- What the task asks
Reproduce word for word the stretch of the records from their first line through the line that contains "series-line [75,65,1122,389]", including both of those lines.

- Provided records
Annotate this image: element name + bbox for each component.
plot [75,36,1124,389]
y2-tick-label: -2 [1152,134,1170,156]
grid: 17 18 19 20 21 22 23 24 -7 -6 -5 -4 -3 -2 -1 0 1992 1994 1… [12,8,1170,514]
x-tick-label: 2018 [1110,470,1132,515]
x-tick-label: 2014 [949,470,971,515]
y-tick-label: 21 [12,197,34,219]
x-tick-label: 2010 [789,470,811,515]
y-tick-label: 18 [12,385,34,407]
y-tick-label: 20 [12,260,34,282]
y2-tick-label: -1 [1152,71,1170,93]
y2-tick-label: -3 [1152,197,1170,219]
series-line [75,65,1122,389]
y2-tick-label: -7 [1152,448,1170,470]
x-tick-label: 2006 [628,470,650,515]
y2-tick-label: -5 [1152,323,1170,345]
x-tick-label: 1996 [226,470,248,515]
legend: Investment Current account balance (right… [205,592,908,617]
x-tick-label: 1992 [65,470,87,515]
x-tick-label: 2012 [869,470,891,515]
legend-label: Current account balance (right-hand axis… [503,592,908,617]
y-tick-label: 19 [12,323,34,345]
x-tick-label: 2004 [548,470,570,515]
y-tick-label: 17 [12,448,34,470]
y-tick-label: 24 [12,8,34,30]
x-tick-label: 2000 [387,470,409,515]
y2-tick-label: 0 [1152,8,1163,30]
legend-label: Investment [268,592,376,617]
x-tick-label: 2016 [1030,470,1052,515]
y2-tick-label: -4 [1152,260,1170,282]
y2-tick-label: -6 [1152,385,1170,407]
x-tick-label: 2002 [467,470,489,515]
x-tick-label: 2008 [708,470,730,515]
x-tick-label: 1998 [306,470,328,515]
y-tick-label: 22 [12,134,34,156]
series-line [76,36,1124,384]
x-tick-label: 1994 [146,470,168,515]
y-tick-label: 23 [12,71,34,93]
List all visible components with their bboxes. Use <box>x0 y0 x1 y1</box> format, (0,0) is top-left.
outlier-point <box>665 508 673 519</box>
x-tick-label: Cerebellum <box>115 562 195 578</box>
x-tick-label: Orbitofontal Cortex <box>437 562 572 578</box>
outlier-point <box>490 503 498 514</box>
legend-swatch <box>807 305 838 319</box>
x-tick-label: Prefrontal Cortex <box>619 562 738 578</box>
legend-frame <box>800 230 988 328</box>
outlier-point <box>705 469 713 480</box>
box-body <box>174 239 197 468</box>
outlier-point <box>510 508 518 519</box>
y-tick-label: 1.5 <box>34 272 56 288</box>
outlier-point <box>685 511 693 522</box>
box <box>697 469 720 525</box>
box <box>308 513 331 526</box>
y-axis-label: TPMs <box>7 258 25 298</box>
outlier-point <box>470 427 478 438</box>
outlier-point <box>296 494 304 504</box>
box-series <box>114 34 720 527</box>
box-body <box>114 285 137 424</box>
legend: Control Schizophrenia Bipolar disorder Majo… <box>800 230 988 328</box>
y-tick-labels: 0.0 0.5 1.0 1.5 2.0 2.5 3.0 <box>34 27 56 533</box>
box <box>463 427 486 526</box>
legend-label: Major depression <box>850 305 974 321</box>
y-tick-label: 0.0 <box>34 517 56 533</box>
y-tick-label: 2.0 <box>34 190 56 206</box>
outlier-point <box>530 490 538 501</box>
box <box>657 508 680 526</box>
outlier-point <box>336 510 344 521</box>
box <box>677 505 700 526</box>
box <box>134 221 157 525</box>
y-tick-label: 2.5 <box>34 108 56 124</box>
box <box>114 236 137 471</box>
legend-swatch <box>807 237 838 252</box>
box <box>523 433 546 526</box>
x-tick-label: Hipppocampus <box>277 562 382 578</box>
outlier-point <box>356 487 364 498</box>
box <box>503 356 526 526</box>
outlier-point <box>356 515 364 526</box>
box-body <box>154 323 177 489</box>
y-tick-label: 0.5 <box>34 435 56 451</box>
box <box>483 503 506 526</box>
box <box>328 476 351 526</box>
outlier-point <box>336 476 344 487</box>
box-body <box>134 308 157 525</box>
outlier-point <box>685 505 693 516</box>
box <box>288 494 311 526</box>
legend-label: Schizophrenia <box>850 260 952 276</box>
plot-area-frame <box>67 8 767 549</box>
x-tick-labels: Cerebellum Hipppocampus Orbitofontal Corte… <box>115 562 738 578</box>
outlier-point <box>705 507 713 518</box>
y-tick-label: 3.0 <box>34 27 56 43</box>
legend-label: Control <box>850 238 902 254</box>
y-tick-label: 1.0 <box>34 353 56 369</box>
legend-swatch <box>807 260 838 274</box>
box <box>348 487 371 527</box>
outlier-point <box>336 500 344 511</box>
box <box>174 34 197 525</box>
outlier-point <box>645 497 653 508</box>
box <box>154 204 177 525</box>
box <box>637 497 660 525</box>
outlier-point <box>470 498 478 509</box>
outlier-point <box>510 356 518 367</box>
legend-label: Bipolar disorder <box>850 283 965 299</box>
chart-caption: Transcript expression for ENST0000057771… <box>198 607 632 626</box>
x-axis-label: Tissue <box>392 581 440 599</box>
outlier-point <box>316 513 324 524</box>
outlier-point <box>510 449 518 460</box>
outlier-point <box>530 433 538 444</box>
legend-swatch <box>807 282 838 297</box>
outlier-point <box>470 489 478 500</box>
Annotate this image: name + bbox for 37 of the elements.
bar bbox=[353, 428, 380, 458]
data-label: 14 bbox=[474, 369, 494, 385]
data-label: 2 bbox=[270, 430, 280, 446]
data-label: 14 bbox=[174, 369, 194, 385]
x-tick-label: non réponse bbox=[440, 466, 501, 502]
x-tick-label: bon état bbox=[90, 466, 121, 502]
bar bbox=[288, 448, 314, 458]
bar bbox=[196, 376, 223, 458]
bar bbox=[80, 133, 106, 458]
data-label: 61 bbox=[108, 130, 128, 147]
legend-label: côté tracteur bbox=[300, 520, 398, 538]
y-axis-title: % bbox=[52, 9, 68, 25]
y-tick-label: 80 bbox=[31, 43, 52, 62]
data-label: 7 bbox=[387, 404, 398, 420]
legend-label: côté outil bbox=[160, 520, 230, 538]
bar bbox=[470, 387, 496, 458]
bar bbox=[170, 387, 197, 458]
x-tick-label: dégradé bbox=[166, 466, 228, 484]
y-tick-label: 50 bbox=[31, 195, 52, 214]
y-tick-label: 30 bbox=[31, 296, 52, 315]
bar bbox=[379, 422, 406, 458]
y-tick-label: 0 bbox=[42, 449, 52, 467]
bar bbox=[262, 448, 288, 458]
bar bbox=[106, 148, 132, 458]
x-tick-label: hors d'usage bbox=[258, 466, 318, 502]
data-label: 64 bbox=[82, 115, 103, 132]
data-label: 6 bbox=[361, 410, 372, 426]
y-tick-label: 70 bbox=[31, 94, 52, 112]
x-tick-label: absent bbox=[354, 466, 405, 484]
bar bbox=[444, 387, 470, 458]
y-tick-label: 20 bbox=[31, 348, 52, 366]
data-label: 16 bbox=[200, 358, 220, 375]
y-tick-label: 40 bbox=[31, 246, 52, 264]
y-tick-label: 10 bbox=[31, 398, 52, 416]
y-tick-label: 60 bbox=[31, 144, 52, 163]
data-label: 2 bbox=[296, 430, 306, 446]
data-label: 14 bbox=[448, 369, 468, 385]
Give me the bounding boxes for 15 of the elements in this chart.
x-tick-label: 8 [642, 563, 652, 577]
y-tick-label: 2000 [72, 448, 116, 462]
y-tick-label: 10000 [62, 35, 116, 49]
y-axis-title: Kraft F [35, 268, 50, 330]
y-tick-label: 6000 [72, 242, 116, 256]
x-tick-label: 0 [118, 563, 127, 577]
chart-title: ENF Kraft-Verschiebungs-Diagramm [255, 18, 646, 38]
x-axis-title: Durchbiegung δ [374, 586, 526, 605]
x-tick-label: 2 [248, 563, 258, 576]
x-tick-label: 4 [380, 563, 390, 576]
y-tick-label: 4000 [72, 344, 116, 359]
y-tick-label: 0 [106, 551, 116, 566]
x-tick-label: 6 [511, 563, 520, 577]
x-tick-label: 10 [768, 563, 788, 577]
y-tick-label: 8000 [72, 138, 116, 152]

- Output for this exercise
Annotate this image: element name + bbox for each component.
plot [75,36,1124,389]
y2-tick-label: -2 [1152,134,1170,156]
grid: 17 18 19 20 21 22 23 24 -7 -6 -5 -4 -3 -2 -1 0 1992 1994 1… [12,8,1170,514]
x-tick-label: 2018 [1110,470,1132,515]
x-tick-label: 2014 [949,470,971,515]
y-tick-label: 21 [12,197,34,219]
x-tick-label: 2010 [789,470,811,515]
y-tick-label: 18 [12,385,34,407]
y-tick-label: 20 [12,260,34,282]
y2-tick-label: -1 [1152,71,1170,93]
y2-tick-label: -3 [1152,197,1170,219]
series-line [75,65,1122,389]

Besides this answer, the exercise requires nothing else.